──────── Listed records

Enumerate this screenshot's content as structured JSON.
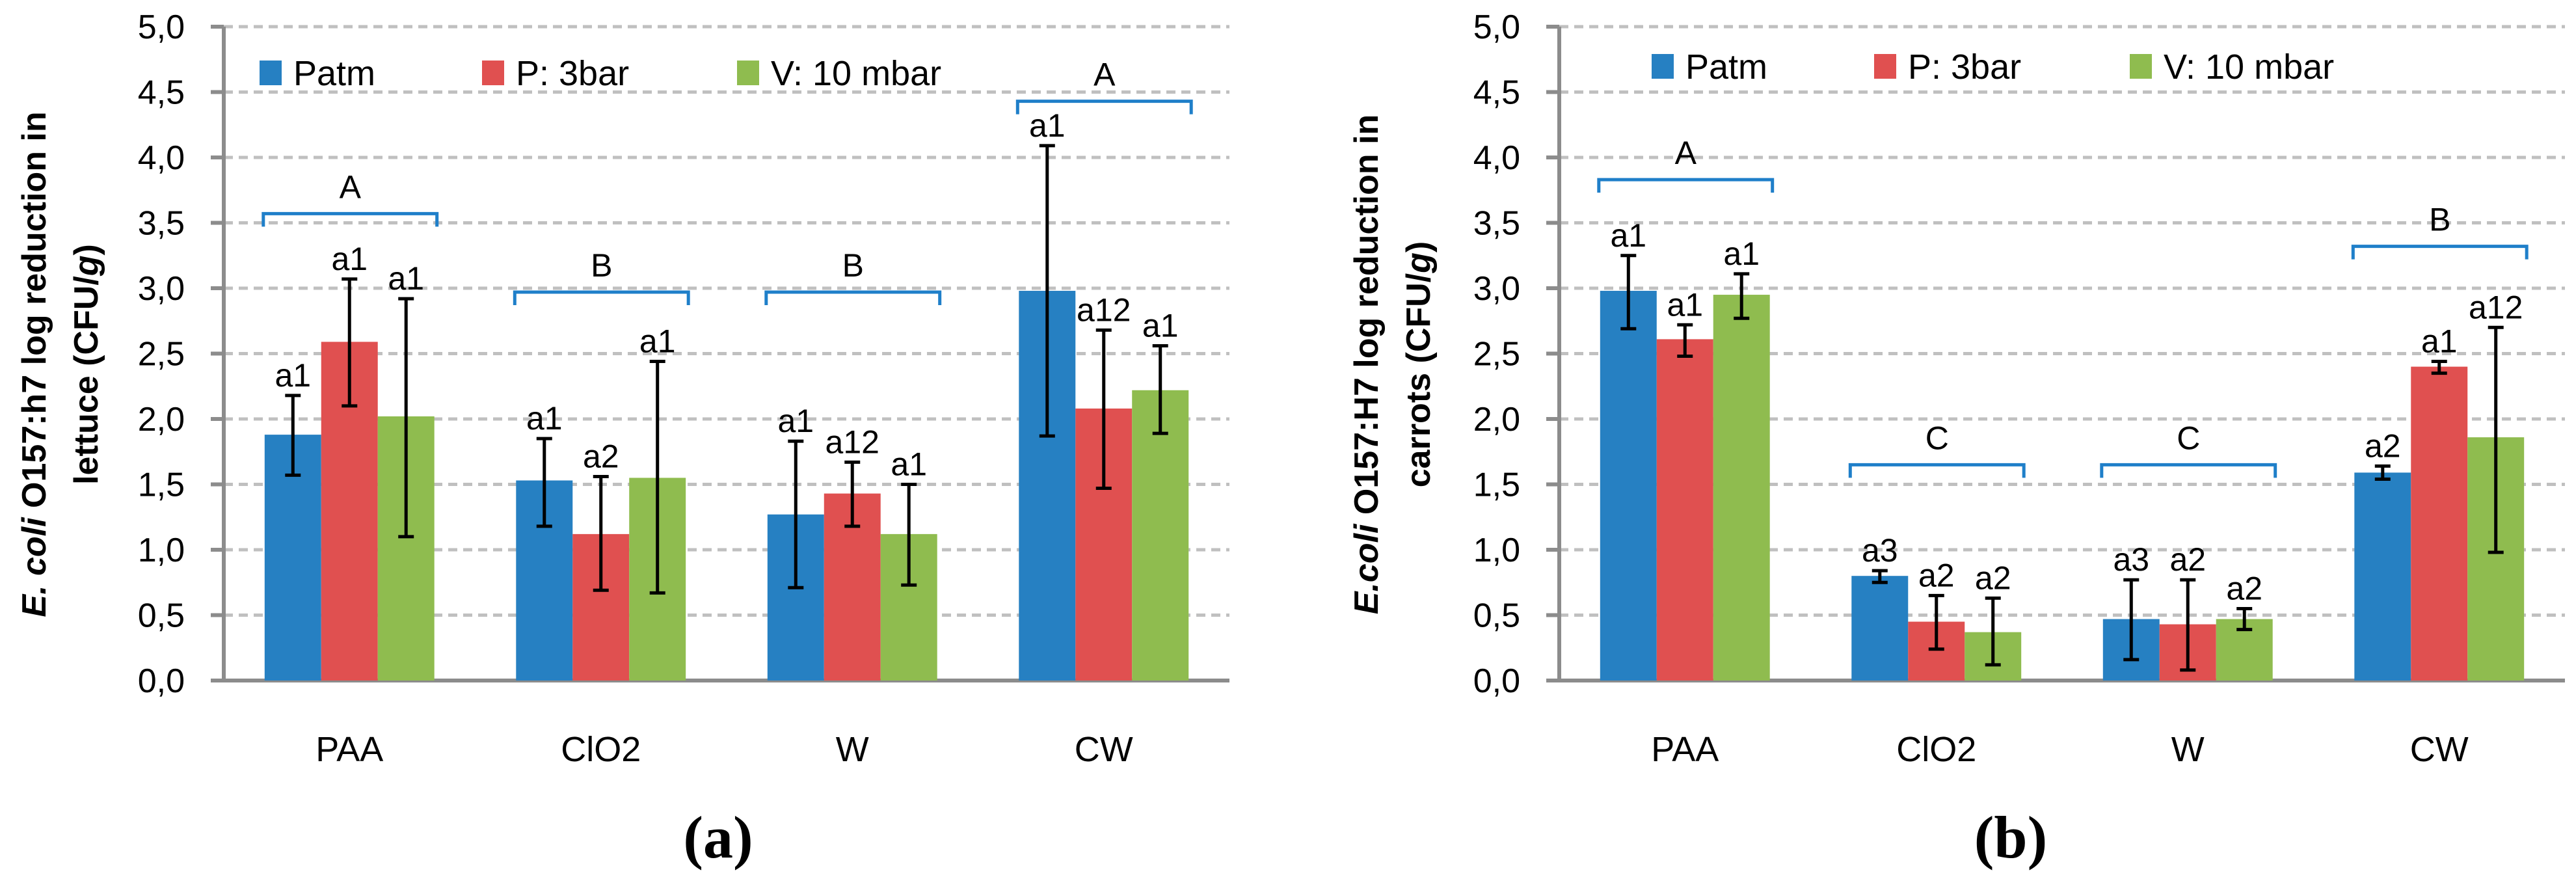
{
  "colors": {
    "Patm": "#2680c2",
    "P: 3bar": "#e05050",
    "V: 10 mbar": "#8fbc4f",
    "bracket": "#1f7fc9",
    "axis": "#8c8c8c",
    "grid": "#c0c0c0"
  },
  "chart_data": [
    {
      "type": "bar",
      "panel_label": "(a)",
      "ylabel_italic": "E. coli",
      "ylabel_line1": " O157:h7 log reduction in",
      "ylabel_line2a": "lettuce (CFU/",
      "ylabel_line2_italic": "g",
      "ylabel_line2b": ")",
      "ylim": [
        0,
        5
      ],
      "yticks": [
        "0,0",
        "0,5",
        "1,0",
        "1,5",
        "2,0",
        "2,5",
        "3,0",
        "3,5",
        "4,0",
        "4,5",
        "5,0"
      ],
      "grid": true,
      "legend": "top",
      "categories": [
        "PAA",
        "ClO2",
        "W",
        "CW"
      ],
      "series": [
        {
          "name": "Patm",
          "values": [
            1.88,
            1.53,
            1.27,
            2.98
          ],
          "err_low": [
            1.57,
            1.18,
            0.71,
            1.87
          ],
          "err_high": [
            2.18,
            1.85,
            1.83,
            4.09
          ],
          "labels": [
            "a1",
            "a1",
            "a1",
            "a1"
          ]
        },
        {
          "name": "P: 3bar",
          "values": [
            2.59,
            1.12,
            1.43,
            2.08
          ],
          "err_low": [
            2.1,
            0.69,
            1.18,
            1.47
          ],
          "err_high": [
            3.07,
            1.56,
            1.67,
            2.68
          ],
          "labels": [
            "a1",
            "a2",
            "a12",
            "a12"
          ]
        },
        {
          "name": "V: 10 mbar",
          "values": [
            2.02,
            1.55,
            1.12,
            2.22
          ],
          "err_low": [
            1.1,
            0.67,
            0.73,
            1.89
          ],
          "err_high": [
            2.92,
            2.44,
            1.5,
            2.56
          ],
          "labels": [
            "a1",
            "a1",
            "a1",
            "a1"
          ]
        }
      ],
      "group_letters": [
        "A",
        "B",
        "B",
        "A"
      ],
      "group_bracket_levels": [
        3.57,
        2.97,
        2.97,
        4.43
      ]
    },
    {
      "type": "bar",
      "panel_label": "(b)",
      "ylabel_italic": "E.coli",
      "ylabel_line1": " O157:H7  log reduction in",
      "ylabel_line2a": "carrots (CFU/",
      "ylabel_line2_italic": "g",
      "ylabel_line2b": ")",
      "ylim": [
        0,
        5
      ],
      "yticks": [
        "0,0",
        "0,5",
        "1,0",
        "1,5",
        "2,0",
        "2,5",
        "3,0",
        "3,5",
        "4,0",
        "4,5",
        "5,0"
      ],
      "grid": true,
      "legend": "top",
      "categories": [
        "PAA",
        "ClO2",
        "W",
        "CW"
      ],
      "series": [
        {
          "name": "Patm",
          "values": [
            2.98,
            0.8,
            0.47,
            1.59
          ],
          "err_low": [
            2.69,
            0.75,
            0.16,
            1.54
          ],
          "err_high": [
            3.25,
            0.84,
            0.77,
            1.64
          ],
          "labels": [
            "a1",
            "a3",
            "a3",
            "a2"
          ]
        },
        {
          "name": "P: 3bar",
          "values": [
            2.61,
            0.45,
            0.43,
            2.4
          ],
          "err_low": [
            2.48,
            0.24,
            0.08,
            2.35
          ],
          "err_high": [
            2.72,
            0.65,
            0.77,
            2.44
          ],
          "labels": [
            "a1",
            "a2",
            "a2",
            "a1"
          ]
        },
        {
          "name": "V: 10 mbar",
          "values": [
            2.95,
            0.37,
            0.47,
            1.86
          ],
          "err_low": [
            2.77,
            0.12,
            0.39,
            0.98
          ],
          "err_high": [
            3.11,
            0.63,
            0.55,
            2.7
          ],
          "labels": [
            "a1",
            "a2",
            "a2",
            "a12"
          ]
        }
      ],
      "group_letters": [
        "A",
        "C",
        "C",
        "B"
      ],
      "group_bracket_levels": [
        3.83,
        1.65,
        1.65,
        3.32
      ]
    }
  ]
}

────────────────

**Objective**
The pictures should not be reproduced; quote all of the other material exactly.

**Solution to this task**
Enumerate this screenshot's content as structured JSON.
{
  "colors": {
    "Patm": "#2680c2",
    "P: 3bar": "#e05050",
    "V: 10 mbar": "#8fbc4f",
    "bracket": "#1f7fc9",
    "axis": "#8c8c8c",
    "grid": "#c0c0c0"
  },
  "chart_data": [
    {
      "type": "bar",
      "panel_label": "(a)",
      "ylabel_italic": "E. coli",
      "ylabel_line1": " O157:h7 log reduction in",
      "ylabel_line2a": "lettuce (CFU/",
      "ylabel_line2_italic": "g",
      "ylabel_line2b": ")",
      "ylim": [
        0,
        5
      ],
      "yticks": [
        "0,0",
        "0,5",
        "1,0",
        "1,5",
        "2,0",
        "2,5",
        "3,0",
        "3,5",
        "4,0",
        "4,5",
        "5,0"
      ],
      "grid": true,
      "legend": "top",
      "categories": [
        "PAA",
        "ClO2",
        "W",
        "CW"
      ],
      "series": [
        {
          "name": "Patm",
          "values": [
            1.88,
            1.53,
            1.27,
            2.98
          ],
          "err_low": [
            1.57,
            1.18,
            0.71,
            1.87
          ],
          "err_high": [
            2.18,
            1.85,
            1.83,
            4.09
          ],
          "labels": [
            "a1",
            "a1",
            "a1",
            "a1"
          ]
        },
        {
          "name": "P: 3bar",
          "values": [
            2.59,
            1.12,
            1.43,
            2.08
          ],
          "err_low": [
            2.1,
            0.69,
            1.18,
            1.47
          ],
          "err_high": [
            3.07,
            1.56,
            1.67,
            2.68
          ],
          "labels": [
            "a1",
            "a2",
            "a12",
            "a12"
          ]
        },
        {
          "name": "V: 10 mbar",
          "values": [
            2.02,
            1.55,
            1.12,
            2.22
          ],
          "err_low": [
            1.1,
            0.67,
            0.73,
            1.89
          ],
          "err_high": [
            2.92,
            2.44,
            1.5,
            2.56
          ],
          "labels": [
            "a1",
            "a1",
            "a1",
            "a1"
          ]
        }
      ],
      "group_letters": [
        "A",
        "B",
        "B",
        "A"
      ],
      "group_bracket_levels": [
        3.57,
        2.97,
        2.97,
        4.43
      ]
    },
    {
      "type": "bar",
      "panel_label": "(b)",
      "ylabel_italic": "E.coli",
      "ylabel_line1": " O157:H7  log reduction in",
      "ylabel_line2a": "carrots (CFU/",
      "ylabel_line2_italic": "g",
      "ylabel_line2b": ")",
      "ylim": [
        0,
        5
      ],
      "yticks": [
        "0,0",
        "0,5",
        "1,0",
        "1,5",
        "2,0",
        "2,5",
        "3,0",
        "3,5",
        "4,0",
        "4,5",
        "5,0"
      ],
      "grid": true,
      "legend": "top",
      "categories": [
        "PAA",
        "ClO2",
        "W",
        "CW"
      ],
      "series": [
        {
          "name": "Patm",
          "values": [
            2.98,
            0.8,
            0.47,
            1.59
          ],
          "err_low": [
            2.69,
            0.75,
            0.16,
            1.54
          ],
          "err_high": [
            3.25,
            0.84,
            0.77,
            1.64
          ],
          "labels": [
            "a1",
            "a3",
            "a3",
            "a2"
          ]
        },
        {
          "name": "P: 3bar",
          "values": [
            2.61,
            0.45,
            0.43,
            2.4
          ],
          "err_low": [
            2.48,
            0.24,
            0.08,
            2.35
          ],
          "err_high": [
            2.72,
            0.65,
            0.77,
            2.44
          ],
          "labels": [
            "a1",
            "a2",
            "a2",
            "a1"
          ]
        },
        {
          "name": "V: 10 mbar",
          "values": [
            2.95,
            0.37,
            0.47,
            1.86
          ],
          "err_low": [
            2.77,
            0.12,
            0.39,
            0.98
          ],
          "err_high": [
            3.11,
            0.63,
            0.55,
            2.7
          ],
          "labels": [
            "a1",
            "a2",
            "a2",
            "a12"
          ]
        }
      ],
      "group_letters": [
        "A",
        "C",
        "C",
        "B"
      ],
      "group_bracket_levels": [
        3.83,
        1.65,
        1.65,
        3.32
      ]
    }
  ]
}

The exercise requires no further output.